Data listing:
◇ ◇ ◇ ◇ ◇

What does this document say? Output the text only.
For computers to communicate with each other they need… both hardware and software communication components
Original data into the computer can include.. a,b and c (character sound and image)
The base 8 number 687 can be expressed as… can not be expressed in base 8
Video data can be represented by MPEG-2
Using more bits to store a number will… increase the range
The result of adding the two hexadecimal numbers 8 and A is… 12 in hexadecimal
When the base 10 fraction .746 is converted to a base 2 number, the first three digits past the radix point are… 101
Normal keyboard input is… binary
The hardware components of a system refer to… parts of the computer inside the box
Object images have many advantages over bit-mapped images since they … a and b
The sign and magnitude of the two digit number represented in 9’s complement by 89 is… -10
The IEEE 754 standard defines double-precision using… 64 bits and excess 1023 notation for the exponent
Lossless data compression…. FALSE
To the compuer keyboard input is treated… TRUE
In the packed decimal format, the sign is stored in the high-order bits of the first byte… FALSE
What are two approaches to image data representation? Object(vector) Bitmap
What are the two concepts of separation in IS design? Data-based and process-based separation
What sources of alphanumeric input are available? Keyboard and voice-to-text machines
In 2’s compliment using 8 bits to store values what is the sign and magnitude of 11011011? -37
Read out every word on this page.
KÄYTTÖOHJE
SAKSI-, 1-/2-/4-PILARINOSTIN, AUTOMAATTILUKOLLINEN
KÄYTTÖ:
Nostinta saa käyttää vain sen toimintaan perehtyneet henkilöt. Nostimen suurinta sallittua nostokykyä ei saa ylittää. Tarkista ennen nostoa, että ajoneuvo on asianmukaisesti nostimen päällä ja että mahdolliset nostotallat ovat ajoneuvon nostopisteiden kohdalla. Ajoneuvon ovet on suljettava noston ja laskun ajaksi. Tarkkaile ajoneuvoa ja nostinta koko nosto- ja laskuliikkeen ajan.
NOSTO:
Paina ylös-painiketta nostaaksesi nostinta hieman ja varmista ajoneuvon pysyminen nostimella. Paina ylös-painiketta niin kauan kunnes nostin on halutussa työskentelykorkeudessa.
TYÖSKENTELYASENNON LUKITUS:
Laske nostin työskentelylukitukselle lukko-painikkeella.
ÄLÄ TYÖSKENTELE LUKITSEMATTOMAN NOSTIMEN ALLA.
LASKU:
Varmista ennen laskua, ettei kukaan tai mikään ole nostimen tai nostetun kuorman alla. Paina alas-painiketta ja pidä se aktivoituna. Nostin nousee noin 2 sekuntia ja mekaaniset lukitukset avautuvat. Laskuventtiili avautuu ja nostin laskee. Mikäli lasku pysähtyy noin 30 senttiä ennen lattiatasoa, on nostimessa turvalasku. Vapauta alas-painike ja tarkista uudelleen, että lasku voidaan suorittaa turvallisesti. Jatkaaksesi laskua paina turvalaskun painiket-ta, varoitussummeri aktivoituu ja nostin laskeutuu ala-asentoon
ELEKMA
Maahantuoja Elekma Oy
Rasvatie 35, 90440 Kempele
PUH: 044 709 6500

◇ ◇ ◇ ◇ ◇

What you should do:
The records above should be duplicated in full, exactly as given.

Reply to the exercise:
What does this document say? Output the text only.
For computers to communicate with each other they need… both hardware and software communication components
Original data into the computer can include.. a,b and c (character sound and image)
The base 8 number 687 can be expressed as… can not be expressed in base 8
Video data can be represented by MPEG-2
Using more bits to store a number will… increase the range
The result of adding the two hexadecimal numbers 8 and A is… 12 in hexadecimal
When the base 10 fraction .746 is converted to a base 2 number, the first three digits past the radix point are… 101
Normal keyboard input is… binary
The hardware components of a system refer to… parts of the computer inside the box
Object images have many advantages over bit-mapped images since they … a and b
The sign and magnitude of the two digit number represented in 9’s complement by 89 is… -10
The IEEE 754 standard defines double-precision using… 64 bits and excess 1023 notation for the exponent
Lossless data compression…. FALSE
To the compuer keyboard input is treated… TRUE
In the packed decimal format, the sign is stored in the high-order bits of the first byte… FALSE
What are two approaches to image data representation? Object(vector) Bitmap
What are the two concepts of separation in IS design? Data-based and process-based separation
What sources of alphanumeric input are available? Keyboard and voice-to-text machines
In 2’s compliment using 8 bits to store values what is the sign and magnitude of 11011011? -37
Read out every word on this page.
KÄYTTÖOHJE
SAKSI-, 1-/2-/4-PILARINOSTIN, AUTOMAATTILUKOLLINEN
KÄYTTÖ:
Nostinta saa käyttää vain sen toimintaan perehtyneet henkilöt. Nostimen suurinta sallittua nostokykyä ei saa ylittää. Tarkista ennen nostoa, että ajoneuvo on asianmukaisesti nostimen päällä ja että mahdolliset nostotallat ovat ajoneuvon nostopisteiden kohdalla. Ajoneuvon ovet on suljettava noston ja laskun ajaksi. Tarkkaile ajoneuvoa ja nostinta koko nosto- ja laskuliikkeen ajan.
NOSTO:
Paina ylös-painiketta nostaaksesi nostinta hieman ja varmista ajoneuvon pysyminen nostimella. Paina ylös-painiketta niin kauan kunnes nostin on halutussa työskentelykorkeudessa.
TYÖSKENTELYASENNON LUKITUS:
Laske nostin työskentelylukitukselle lukko-painikkeella.
ÄLÄ TYÖSKENTELE LUKITSEMATTOMAN NOSTIMEN ALLA.
LASKU:
Varmista ennen laskua, ettei kukaan tai mikään ole nostimen tai nostetun kuorman alla. Paina alas-painiketta ja pidä se aktivoituna. Nostin nousee noin 2 sekuntia ja mekaaniset lukitukset avautuvat. Laskuventtiili avautuu ja nostin laskee. Mikäli lasku pysähtyy noin 30 senttiä ennen lattiatasoa, on nostimessa turvalasku. Vapauta alas-painike ja tarkista uudelleen, että lasku voidaan suorittaa turvallisesti. Jatkaaksesi laskua paina turvalaskun painiket-ta, varoitussummeri aktivoituu ja nostin laskeutuu ala-asentoon
ELEKMA
Maahantuoja Elekma Oy
Rasvatie 35, 90440 Kempele
PUH: 044 709 6500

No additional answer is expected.